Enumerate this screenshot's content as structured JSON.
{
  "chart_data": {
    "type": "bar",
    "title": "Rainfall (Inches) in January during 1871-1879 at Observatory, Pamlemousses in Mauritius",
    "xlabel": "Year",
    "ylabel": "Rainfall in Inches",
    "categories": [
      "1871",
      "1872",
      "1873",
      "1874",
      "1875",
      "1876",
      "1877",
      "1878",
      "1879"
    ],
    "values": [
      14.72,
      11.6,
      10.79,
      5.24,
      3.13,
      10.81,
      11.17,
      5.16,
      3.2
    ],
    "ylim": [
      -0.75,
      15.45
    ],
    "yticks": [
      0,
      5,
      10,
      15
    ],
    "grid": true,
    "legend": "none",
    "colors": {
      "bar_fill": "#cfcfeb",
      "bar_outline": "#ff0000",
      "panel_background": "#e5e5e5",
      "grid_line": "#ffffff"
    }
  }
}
* * *
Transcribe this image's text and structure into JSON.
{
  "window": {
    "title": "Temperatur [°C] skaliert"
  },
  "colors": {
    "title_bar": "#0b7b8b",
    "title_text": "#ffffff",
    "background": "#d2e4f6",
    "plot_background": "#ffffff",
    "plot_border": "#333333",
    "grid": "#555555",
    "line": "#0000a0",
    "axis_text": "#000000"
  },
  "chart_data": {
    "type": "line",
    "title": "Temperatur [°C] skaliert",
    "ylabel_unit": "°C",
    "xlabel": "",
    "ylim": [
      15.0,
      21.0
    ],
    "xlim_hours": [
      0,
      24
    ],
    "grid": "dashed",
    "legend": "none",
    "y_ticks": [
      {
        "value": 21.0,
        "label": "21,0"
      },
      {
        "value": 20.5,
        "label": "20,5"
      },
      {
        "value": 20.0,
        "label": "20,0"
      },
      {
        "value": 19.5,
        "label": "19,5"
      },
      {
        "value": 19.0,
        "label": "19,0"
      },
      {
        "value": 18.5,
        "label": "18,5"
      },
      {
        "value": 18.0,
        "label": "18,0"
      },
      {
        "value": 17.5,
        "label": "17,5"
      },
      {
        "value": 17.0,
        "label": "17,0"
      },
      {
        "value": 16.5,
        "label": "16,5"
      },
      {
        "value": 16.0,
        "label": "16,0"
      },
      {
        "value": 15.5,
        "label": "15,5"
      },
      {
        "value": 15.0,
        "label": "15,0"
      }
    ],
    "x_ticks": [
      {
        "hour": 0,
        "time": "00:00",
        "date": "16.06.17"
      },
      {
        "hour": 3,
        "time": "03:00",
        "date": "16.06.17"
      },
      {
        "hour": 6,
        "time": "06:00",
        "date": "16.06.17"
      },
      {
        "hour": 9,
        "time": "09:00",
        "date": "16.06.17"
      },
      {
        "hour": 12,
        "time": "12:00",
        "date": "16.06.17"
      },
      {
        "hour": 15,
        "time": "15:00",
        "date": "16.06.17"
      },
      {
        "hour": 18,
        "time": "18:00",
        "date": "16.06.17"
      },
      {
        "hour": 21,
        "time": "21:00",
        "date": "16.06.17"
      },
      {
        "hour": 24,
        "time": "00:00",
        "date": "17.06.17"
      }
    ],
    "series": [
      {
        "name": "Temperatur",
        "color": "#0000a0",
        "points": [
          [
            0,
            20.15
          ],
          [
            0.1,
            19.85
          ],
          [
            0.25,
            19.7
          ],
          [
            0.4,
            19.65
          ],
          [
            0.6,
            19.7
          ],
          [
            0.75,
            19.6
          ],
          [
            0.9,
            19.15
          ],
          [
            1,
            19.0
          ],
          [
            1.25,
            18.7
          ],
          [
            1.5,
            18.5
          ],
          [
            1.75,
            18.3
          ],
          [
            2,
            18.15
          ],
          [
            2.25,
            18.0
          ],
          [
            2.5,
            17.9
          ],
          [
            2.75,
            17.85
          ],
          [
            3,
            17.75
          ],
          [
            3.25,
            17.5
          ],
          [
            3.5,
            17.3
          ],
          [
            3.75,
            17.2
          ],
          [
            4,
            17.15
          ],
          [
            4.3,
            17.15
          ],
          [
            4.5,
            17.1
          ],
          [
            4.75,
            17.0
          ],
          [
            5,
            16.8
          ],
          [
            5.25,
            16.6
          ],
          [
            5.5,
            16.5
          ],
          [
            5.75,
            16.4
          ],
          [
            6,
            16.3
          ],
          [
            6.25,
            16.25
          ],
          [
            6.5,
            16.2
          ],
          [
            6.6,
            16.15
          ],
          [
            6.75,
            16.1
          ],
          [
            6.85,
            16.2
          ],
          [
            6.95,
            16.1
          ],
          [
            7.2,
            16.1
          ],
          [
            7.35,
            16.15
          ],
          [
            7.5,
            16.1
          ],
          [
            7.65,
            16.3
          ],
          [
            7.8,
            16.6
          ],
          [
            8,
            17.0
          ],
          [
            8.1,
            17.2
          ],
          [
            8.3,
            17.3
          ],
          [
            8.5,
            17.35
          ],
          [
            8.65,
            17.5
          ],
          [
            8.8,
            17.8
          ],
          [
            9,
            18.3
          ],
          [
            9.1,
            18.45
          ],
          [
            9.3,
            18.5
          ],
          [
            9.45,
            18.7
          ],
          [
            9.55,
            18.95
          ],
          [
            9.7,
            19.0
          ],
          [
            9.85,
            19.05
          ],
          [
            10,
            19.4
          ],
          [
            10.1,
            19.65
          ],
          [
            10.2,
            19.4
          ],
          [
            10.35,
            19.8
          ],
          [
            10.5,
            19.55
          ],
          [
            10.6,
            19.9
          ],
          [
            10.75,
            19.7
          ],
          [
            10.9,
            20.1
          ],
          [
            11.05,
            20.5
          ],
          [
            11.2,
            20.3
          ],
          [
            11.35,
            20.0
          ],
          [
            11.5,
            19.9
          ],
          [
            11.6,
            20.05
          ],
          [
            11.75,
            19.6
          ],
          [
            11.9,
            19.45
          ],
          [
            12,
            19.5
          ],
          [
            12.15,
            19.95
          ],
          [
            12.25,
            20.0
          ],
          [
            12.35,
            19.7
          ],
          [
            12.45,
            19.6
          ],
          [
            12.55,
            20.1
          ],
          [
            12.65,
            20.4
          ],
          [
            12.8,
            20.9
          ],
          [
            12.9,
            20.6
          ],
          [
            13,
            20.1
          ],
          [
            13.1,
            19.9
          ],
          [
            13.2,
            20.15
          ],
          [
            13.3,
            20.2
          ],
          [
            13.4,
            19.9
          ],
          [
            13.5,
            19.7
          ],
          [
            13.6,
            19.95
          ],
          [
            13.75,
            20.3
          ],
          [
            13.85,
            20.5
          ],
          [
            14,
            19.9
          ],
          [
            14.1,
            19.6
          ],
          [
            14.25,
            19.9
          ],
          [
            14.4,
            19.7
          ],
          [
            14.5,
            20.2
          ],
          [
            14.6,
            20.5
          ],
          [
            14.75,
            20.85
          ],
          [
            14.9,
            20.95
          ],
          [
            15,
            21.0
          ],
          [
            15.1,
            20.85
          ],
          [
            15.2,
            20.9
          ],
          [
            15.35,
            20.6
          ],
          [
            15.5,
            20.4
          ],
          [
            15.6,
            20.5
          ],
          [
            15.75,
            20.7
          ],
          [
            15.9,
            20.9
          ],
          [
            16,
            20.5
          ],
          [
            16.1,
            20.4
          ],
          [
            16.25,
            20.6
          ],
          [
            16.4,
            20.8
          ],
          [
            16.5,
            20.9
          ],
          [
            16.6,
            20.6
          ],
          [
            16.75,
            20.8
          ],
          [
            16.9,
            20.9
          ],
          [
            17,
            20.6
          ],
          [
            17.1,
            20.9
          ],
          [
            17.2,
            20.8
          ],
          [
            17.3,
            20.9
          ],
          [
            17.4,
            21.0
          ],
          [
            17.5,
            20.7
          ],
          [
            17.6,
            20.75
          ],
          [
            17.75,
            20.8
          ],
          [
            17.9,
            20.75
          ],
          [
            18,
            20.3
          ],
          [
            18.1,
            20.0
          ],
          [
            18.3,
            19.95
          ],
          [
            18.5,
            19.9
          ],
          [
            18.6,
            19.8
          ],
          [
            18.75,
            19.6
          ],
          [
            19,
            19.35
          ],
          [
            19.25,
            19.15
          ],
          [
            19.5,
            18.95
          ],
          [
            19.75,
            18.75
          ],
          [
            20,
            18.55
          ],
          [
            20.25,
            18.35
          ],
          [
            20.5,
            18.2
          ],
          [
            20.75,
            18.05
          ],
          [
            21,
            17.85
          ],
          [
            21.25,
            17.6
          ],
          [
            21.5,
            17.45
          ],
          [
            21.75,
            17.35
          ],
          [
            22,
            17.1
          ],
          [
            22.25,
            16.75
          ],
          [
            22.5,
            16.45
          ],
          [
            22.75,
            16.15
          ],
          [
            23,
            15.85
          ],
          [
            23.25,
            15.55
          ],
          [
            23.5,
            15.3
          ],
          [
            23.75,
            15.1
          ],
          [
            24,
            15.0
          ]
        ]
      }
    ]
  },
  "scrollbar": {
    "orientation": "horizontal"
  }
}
* * *
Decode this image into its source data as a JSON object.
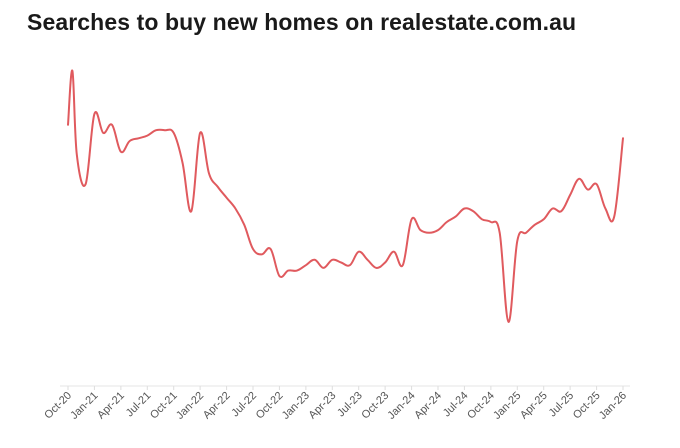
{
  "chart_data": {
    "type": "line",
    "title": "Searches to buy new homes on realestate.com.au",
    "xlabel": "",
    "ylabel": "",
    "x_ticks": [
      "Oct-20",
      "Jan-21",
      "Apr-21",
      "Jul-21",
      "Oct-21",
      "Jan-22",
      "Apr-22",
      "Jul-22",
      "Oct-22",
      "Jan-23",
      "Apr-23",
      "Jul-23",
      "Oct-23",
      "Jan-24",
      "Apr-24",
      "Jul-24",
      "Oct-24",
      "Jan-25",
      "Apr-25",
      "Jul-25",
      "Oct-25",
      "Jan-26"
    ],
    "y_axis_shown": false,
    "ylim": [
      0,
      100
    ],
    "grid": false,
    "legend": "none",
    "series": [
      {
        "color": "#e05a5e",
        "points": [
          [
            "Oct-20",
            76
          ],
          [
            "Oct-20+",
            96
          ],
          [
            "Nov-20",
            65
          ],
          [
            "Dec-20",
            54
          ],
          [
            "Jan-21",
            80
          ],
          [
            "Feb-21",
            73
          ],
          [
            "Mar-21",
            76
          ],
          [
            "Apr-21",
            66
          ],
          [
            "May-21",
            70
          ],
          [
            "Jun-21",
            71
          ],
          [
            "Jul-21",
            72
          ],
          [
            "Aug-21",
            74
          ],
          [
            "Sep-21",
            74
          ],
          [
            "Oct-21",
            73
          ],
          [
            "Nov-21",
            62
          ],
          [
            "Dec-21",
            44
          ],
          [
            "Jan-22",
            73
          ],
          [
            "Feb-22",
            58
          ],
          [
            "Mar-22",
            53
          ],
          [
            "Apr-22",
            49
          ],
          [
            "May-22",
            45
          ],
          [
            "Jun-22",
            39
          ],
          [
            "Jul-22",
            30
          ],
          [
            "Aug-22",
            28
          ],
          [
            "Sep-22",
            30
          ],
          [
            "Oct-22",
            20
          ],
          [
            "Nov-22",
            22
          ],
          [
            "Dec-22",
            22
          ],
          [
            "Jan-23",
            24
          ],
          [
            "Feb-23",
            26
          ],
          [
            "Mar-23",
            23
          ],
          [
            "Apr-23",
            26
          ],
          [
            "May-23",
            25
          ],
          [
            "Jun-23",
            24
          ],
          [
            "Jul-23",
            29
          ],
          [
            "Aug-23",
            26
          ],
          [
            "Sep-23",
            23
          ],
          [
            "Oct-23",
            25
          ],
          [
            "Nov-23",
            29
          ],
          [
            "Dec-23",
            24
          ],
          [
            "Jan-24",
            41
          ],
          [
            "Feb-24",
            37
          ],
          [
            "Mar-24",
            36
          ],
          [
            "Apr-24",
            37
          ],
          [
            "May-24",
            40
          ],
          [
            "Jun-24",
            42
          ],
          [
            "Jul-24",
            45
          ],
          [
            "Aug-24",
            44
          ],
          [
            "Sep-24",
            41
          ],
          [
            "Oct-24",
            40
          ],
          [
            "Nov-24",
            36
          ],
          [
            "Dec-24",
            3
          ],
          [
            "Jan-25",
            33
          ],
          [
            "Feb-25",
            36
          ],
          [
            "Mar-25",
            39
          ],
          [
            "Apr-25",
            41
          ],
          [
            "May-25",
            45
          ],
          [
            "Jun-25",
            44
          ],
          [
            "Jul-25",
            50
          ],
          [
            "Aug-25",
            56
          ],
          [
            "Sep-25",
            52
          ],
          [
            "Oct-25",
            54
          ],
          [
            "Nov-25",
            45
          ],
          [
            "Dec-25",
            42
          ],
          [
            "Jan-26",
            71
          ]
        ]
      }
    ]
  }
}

- [WHAT YOU WILL DO]
Identify and extract each line of the listing that contains "Inches".

- [CORRECT RESULT]
    "title": "Rainfall (Inches) in January during 1871-1879 at Observatory, Pamlemousses in Mauritius",
    "ylabel": "Rainfall in Inches",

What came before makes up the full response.